## What the task asks
Copy everything in the data below exactly except the pictures.

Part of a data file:
·····
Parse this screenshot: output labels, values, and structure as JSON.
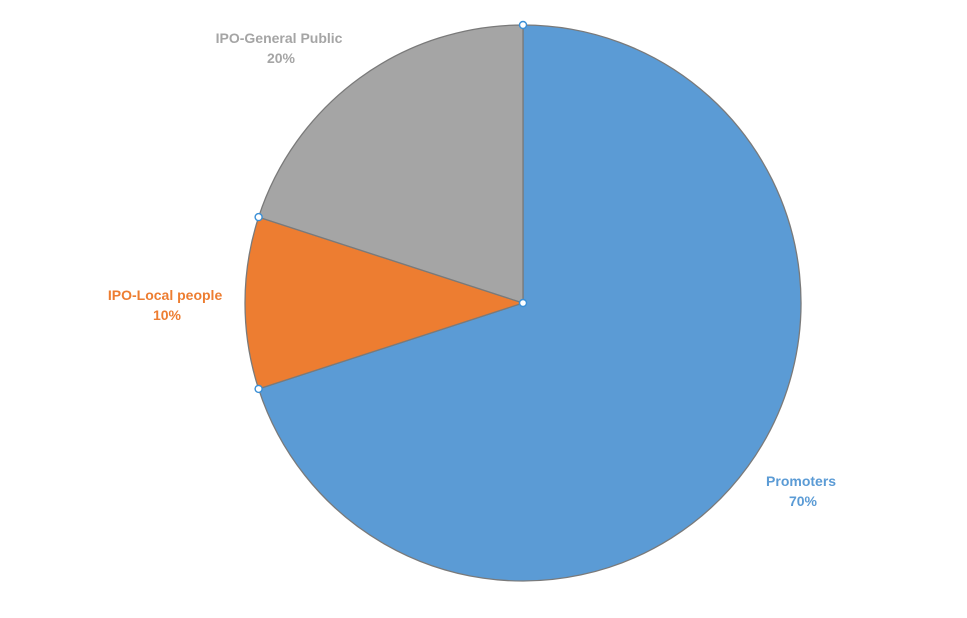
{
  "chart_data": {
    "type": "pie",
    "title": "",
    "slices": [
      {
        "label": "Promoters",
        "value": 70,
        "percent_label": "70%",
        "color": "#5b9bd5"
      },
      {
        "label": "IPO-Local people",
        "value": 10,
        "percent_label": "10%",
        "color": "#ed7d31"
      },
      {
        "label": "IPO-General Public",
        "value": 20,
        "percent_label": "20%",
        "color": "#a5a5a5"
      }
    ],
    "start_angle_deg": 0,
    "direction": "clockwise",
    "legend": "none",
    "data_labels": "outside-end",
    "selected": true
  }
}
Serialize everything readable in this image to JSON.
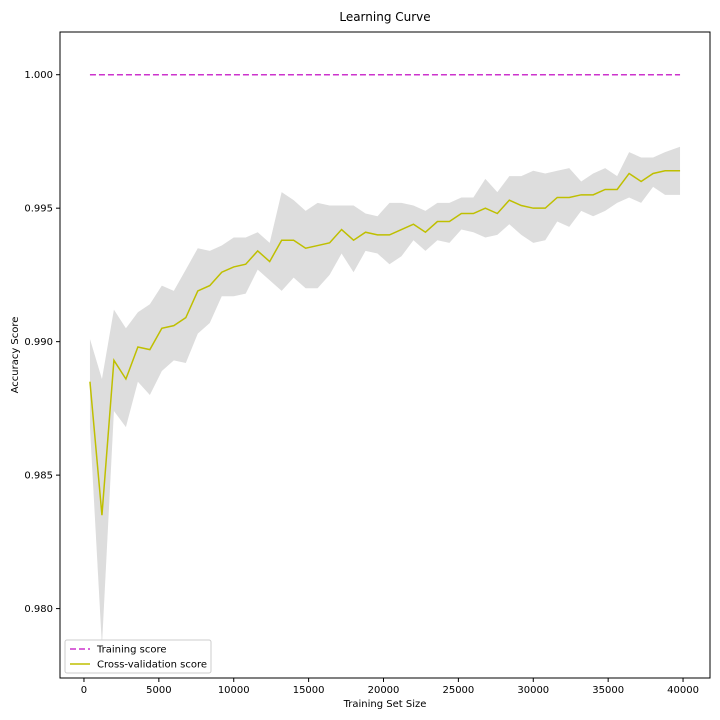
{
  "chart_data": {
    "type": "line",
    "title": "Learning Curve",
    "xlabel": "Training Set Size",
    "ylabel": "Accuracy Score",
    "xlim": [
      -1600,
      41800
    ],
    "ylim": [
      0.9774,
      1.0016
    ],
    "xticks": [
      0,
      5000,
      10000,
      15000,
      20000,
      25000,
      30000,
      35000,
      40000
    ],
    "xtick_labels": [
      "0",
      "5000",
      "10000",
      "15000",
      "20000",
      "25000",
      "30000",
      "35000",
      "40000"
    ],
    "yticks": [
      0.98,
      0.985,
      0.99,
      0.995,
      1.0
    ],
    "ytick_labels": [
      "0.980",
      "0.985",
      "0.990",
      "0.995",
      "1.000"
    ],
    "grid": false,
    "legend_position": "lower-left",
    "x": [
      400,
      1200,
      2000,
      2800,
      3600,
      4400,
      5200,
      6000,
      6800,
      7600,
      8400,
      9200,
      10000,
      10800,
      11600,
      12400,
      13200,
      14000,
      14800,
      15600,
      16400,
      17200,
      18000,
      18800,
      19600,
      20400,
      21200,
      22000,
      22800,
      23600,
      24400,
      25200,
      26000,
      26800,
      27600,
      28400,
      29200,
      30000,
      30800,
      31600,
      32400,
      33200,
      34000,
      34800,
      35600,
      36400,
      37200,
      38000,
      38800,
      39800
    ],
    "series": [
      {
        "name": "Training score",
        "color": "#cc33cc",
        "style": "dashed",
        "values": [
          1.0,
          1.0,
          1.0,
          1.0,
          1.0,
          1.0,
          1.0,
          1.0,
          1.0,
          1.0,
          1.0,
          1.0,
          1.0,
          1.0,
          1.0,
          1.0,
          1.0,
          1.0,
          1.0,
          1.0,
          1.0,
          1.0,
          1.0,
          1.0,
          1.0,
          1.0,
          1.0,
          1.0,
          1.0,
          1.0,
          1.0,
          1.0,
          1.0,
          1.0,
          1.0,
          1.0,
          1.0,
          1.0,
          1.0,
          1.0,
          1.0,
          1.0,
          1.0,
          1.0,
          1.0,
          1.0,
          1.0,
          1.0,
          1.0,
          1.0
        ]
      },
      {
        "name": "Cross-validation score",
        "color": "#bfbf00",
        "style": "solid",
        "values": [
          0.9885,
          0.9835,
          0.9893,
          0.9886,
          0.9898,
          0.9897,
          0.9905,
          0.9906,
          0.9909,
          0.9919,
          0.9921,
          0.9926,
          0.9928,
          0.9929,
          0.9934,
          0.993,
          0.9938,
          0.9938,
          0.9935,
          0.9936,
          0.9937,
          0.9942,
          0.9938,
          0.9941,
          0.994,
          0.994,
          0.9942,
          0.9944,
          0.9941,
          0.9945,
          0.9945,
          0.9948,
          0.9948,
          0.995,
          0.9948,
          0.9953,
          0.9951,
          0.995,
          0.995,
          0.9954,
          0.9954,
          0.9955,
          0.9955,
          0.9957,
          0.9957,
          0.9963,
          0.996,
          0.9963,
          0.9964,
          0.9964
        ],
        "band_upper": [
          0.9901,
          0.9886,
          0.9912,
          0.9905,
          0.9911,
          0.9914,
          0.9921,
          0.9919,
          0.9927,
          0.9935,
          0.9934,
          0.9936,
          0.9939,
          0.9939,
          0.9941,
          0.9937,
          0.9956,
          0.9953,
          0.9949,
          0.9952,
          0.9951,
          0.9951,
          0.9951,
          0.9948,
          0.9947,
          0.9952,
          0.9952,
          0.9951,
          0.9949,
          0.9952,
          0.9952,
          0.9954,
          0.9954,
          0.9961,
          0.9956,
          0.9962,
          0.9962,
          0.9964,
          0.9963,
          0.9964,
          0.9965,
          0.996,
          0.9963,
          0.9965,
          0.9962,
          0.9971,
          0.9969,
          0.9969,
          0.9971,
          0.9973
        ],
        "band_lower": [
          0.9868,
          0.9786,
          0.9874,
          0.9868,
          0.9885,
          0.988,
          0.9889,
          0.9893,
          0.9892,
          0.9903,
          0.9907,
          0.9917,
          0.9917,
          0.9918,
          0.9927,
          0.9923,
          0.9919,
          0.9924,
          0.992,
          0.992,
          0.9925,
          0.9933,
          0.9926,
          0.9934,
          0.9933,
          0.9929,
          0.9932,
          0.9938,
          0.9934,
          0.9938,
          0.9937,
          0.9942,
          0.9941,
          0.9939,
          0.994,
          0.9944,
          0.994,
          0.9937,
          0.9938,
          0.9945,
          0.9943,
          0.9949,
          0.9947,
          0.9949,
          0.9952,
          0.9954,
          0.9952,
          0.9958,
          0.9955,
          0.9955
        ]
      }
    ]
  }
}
·····
## Exercise response
Parse this screenshot: output labels, values, and structure as JSON.
{
  "chart_data": {
    "type": "pie",
    "title": "",
    "slices": [
      {
        "label": "Promoters",
        "value": 70,
        "percent_label": "70%",
        "color": "#5b9bd5"
      },
      {
        "label": "IPO-Local people",
        "value": 10,
        "percent_label": "10%",
        "color": "#ed7d31"
      },
      {
        "label": "IPO-General Public",
        "value": 20,
        "percent_label": "20%",
        "color": "#a5a5a5"
      }
    ],
    "start_angle_deg": 0,
    "direction": "clockwise",
    "legend": "none",
    "data_labels": "outside-end",
    "selected": true
  }
}
Serialize everything readable in this image to JSON.
{
  "chart_data": {
    "type": "line",
    "title": "Learning Curve",
    "xlabel": "Training Set Size",
    "ylabel": "Accuracy Score",
    "xlim": [
      -1600,
      41800
    ],
    "ylim": [
      0.9774,
      1.0016
    ],
    "xticks": [
      0,
      5000,
      10000,
      15000,
      20000,
      25000,
      30000,
      35000,
      40000
    ],
    "xtick_labels": [
      "0",
      "5000",
      "10000",
      "15000",
      "20000",
      "25000",
      "30000",
      "35000",
      "40000"
    ],
    "yticks": [
      0.98,
      0.985,
      0.99,
      0.995,
      1.0
    ],
    "ytick_labels": [
      "0.980",
      "0.985",
      "0.990",
      "0.995",
      "1.000"
    ],
    "grid": false,
    "legend_position": "lower-left",
    "x": [
      400,
      1200,
      2000,
      2800,
      3600,
      4400,
      5200,
      6000,
      6800,
      7600,
      8400,
      9200,
      10000,
      10800,
      11600,
      12400,
      13200,
      14000,
      14800,
      15600,
      16400,
      17200,
      18000,
      18800,
      19600,
      20400,
      21200,
      22000,
      22800,
      23600,
      24400,
      25200,
      26000,
      26800,
      27600,
      28400,
      29200,
      30000,
      30800,
      31600,
      32400,
      33200,
      34000,
      34800,
      35600,
      36400,
      37200,
      38000,
      38800,
      39800
    ],
    "series": [
      {
        "name": "Training score",
        "color": "#cc33cc",
        "style": "dashed",
        "values": [
          1.0,
          1.0,
          1.0,
          1.0,
          1.0,
          1.0,
          1.0,
          1.0,
          1.0,
          1.0,
          1.0,
          1.0,
          1.0,
          1.0,
          1.0,
          1.0,
          1.0,
          1.0,
          1.0,
          1.0,
          1.0,
          1.0,
          1.0,
          1.0,
          1.0,
          1.0,
          1.0,
          1.0,
          1.0,
          1.0,
          1.0,
          1.0,
          1.0,
          1.0,
          1.0,
          1.0,
          1.0,
          1.0,
          1.0,
          1.0,
          1.0,
          1.0,
          1.0,
          1.0,
          1.0,
          1.0,
          1.0,
          1.0,
          1.0,
          1.0
        ]
      },
      {
        "name": "Cross-validation score",
        "color": "#bfbf00",
        "style": "solid",
        "values": [
          0.9885,
          0.9835,
          0.9893,
          0.9886,
          0.9898,
          0.9897,
          0.9905,
          0.9906,
          0.9909,
          0.9919,
          0.9921,
          0.9926,
          0.9928,
          0.9929,
          0.9934,
          0.993,
          0.9938,
          0.9938,
          0.9935,
          0.9936,
          0.9937,
          0.9942,
          0.9938,
          0.9941,
          0.994,
          0.994,
          0.9942,
          0.9944,
          0.9941,
          0.9945,
          0.9945,
          0.9948,
          0.9948,
          0.995,
          0.9948,
          0.9953,
          0.9951,
          0.995,
          0.995,
          0.9954,
          0.9954,
          0.9955,
          0.9955,
          0.9957,
          0.9957,
          0.9963,
          0.996,
          0.9963,
          0.9964,
          0.9964
        ],
        "band_upper": [
          0.9901,
          0.9886,
          0.9912,
          0.9905,
          0.9911,
          0.9914,
          0.9921,
          0.9919,
          0.9927,
          0.9935,
          0.9934,
          0.9936,
          0.9939,
          0.9939,
          0.9941,
          0.9937,
          0.9956,
          0.9953,
          0.9949,
          0.9952,
          0.9951,
          0.9951,
          0.9951,
          0.9948,
          0.9947,
          0.9952,
          0.9952,
          0.9951,
          0.9949,
          0.9952,
          0.9952,
          0.9954,
          0.9954,
          0.9961,
          0.9956,
          0.9962,
          0.9962,
          0.9964,
          0.9963,
          0.9964,
          0.9965,
          0.996,
          0.9963,
          0.9965,
          0.9962,
          0.9971,
          0.9969,
          0.9969,
          0.9971,
          0.9973
        ],
        "band_lower": [
          0.9868,
          0.9786,
          0.9874,
          0.9868,
          0.9885,
          0.988,
          0.9889,
          0.9893,
          0.9892,
          0.9903,
          0.9907,
          0.9917,
          0.9917,
          0.9918,
          0.9927,
          0.9923,
          0.9919,
          0.9924,
          0.992,
          0.992,
          0.9925,
          0.9933,
          0.9926,
          0.9934,
          0.9933,
          0.9929,
          0.9932,
          0.9938,
          0.9934,
          0.9938,
          0.9937,
          0.9942,
          0.9941,
          0.9939,
          0.994,
          0.9944,
          0.994,
          0.9937,
          0.9938,
          0.9945,
          0.9943,
          0.9949,
          0.9947,
          0.9949,
          0.9952,
          0.9954,
          0.9952,
          0.9958,
          0.9955,
          0.9955
        ]
      }
    ]
  }
}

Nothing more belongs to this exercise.